== Ejercicios propuestos ==
A. Enumera los personajes que, según la columna sobre la pérdida de la inocencia infantil, un día descubrimos que no existen.
B. Prolonga la columna sobre la pérdida de la inocencia infantil a partir de su última oración.

== Texto de la página ==

Salud y rock and roll

Columna ñoña

Belen Unzurrunzaga

Belen Unzurrunzaga

Nadie nos cuenta al llegar a este mundo que a lo largo de la vida hay momentos que nos marcan para toda la vida; la pérdida de una mascota, el primer desamor. Otro de esos momentos es sin duda descubrir que los Reyes Magos, Papá Noel o el Ratón Pérez no existen. Nadie nos prepara para esta primera gran estafa en la que están compinchados demasiados actores: la familia, la prensa, los Ayuntamientos con sus cabalgatas, una gran representación en torno a la infancia que salta por los aires al escuchar la frase «los reyes son los padres», y ¡zas!, a la mierda la inocencia, así de golpe y sin anestesia. ¿Recuerdan el momento en que perdieron esa magia de cuando éramos niños? Aquellos días en los que creíamos que los Reyes Magos se bebían nuestros vasos de leche y las galletas, entraban por la ventana y llenaban la casa de los regalos que habías pedido. Ni te dabas cuenta de que la letra de la carta que te dejaban era la de tu madre, porque creías en la magia.

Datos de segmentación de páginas
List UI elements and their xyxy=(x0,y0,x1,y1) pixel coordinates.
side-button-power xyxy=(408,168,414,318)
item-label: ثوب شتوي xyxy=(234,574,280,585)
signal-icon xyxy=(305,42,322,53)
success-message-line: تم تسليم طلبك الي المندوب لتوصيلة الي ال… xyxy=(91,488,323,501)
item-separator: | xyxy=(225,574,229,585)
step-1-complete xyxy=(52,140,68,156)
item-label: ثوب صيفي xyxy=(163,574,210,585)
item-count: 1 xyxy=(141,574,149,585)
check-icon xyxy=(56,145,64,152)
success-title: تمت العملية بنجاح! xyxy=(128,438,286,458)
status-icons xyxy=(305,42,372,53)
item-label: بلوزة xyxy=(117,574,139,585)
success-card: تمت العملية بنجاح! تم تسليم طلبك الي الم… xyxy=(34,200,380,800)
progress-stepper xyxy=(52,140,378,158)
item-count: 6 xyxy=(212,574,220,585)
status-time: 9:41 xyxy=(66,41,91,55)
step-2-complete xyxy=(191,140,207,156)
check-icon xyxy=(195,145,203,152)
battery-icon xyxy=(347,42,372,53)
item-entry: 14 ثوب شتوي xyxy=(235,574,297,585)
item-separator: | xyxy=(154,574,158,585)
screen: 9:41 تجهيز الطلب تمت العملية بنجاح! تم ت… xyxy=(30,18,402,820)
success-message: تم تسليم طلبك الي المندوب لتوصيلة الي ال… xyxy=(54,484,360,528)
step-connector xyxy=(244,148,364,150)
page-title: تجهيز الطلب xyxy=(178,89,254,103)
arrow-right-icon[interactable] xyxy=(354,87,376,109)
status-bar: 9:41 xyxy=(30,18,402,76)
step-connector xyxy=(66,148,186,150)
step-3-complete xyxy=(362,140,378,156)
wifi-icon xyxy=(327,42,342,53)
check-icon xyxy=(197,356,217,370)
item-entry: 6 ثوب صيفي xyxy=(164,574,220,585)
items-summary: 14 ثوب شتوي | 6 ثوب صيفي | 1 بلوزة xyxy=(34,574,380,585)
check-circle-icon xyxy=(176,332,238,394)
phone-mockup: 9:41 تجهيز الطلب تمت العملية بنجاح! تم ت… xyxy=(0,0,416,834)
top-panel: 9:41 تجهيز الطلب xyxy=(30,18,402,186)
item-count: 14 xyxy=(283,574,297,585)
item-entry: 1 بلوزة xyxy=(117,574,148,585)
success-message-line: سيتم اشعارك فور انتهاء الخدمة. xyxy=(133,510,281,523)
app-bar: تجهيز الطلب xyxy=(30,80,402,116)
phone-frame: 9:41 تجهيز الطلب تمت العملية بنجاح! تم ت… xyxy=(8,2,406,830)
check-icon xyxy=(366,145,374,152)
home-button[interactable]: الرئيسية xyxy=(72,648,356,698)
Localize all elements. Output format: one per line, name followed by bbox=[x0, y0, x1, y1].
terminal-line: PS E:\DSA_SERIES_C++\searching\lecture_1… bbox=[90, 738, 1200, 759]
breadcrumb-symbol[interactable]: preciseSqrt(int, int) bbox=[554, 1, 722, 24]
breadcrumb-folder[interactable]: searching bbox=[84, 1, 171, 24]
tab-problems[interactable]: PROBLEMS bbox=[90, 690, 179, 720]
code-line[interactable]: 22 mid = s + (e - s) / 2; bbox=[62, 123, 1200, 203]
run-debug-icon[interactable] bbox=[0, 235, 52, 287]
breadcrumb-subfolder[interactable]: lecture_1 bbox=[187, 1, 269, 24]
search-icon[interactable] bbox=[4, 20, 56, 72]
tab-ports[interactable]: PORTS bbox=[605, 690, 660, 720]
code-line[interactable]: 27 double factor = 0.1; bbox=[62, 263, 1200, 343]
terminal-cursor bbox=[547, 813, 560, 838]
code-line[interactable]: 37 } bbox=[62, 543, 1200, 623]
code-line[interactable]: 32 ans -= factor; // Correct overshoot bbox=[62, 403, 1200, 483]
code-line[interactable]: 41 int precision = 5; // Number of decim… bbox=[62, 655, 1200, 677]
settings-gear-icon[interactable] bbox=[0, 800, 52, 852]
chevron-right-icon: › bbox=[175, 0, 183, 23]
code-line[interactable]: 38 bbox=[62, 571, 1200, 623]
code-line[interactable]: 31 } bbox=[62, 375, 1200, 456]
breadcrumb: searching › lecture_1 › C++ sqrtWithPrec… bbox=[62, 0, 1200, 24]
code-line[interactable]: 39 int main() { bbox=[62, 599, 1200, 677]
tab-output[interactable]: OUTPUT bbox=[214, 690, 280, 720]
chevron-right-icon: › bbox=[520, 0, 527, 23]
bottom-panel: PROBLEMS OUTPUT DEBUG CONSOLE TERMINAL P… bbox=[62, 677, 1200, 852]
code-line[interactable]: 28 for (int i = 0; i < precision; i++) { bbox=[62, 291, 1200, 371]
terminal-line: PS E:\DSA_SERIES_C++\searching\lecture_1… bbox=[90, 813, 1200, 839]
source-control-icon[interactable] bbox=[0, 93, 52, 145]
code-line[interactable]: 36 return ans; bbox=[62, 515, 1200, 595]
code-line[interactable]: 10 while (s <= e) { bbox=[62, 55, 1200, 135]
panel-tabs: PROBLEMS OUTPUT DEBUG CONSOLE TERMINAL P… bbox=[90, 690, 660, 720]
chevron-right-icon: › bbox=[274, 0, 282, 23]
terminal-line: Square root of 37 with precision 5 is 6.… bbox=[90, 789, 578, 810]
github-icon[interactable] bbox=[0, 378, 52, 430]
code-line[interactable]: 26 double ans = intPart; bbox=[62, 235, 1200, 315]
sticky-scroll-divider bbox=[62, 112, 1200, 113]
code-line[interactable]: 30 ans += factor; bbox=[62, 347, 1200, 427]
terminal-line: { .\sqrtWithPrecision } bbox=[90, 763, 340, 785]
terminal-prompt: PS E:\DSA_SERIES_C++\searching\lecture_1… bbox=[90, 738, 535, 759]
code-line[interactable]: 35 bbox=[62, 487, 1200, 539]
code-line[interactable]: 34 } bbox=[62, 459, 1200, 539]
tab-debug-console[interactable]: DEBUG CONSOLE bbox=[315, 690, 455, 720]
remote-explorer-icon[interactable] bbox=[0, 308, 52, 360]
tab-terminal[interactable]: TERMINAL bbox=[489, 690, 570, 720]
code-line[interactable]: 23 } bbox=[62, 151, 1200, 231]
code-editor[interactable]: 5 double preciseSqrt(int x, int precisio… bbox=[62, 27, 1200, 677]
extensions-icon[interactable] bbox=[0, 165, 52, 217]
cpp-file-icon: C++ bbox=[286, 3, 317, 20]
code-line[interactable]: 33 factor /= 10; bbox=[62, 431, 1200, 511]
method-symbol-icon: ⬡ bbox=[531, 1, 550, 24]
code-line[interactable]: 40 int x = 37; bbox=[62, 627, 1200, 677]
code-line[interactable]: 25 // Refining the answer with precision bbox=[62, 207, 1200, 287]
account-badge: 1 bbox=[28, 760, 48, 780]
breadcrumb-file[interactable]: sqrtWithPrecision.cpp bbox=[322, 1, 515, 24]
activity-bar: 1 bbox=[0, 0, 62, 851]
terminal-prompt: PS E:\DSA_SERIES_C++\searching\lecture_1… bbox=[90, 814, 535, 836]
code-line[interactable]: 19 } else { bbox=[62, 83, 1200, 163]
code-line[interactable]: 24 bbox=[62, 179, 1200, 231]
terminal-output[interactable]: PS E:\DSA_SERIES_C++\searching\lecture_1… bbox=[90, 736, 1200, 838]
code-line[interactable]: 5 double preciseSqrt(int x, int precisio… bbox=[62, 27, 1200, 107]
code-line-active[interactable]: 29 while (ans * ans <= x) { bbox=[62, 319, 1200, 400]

== Soluciones por ejercicio ==
A. Los Reyes Magos, Papá Noel y el Ratón Pérez.

B.
Esta semana me he enterado de que mi sobrina de 11 años ha perdido la magia; una de sus amigas, a la que en estos momentos no le tengo ninguna simpatía, se lo contó. Me dijeron que lloró y durante un par de días estuvo algo triste. Ojalá haber apurado un poquito más y disfrutar de su cara de asombro y pureza, un año más en los días de Navidad.

En cuanto crecemos y dejamos de mirar con ojos de ilusión, empezamos a ser conscientes de la dureza de la vida: las ausencias de los abuelos alejan los encuentros y las reuniones familiares. De ser quince, pasas a ser cuatro en la mesa, ya no es tan divertido. Mamá ya no puede hacer las bromas de otros años, ni su riquísima cena de Nochebuena. Todo cambia, los años se nos echan encima, la vida se va rápido. Nos hacemos mayores, dejamos de tener interés por salir tras la cena, cuando en otros tiempos, volvíamos a casa al amanecer. Ahora tomamos el testigo familiar y dejas toda la cocina recogida antes de acostarte, y todo listo para el día siguiente, día de Navidad, y el segundo round gastronómico.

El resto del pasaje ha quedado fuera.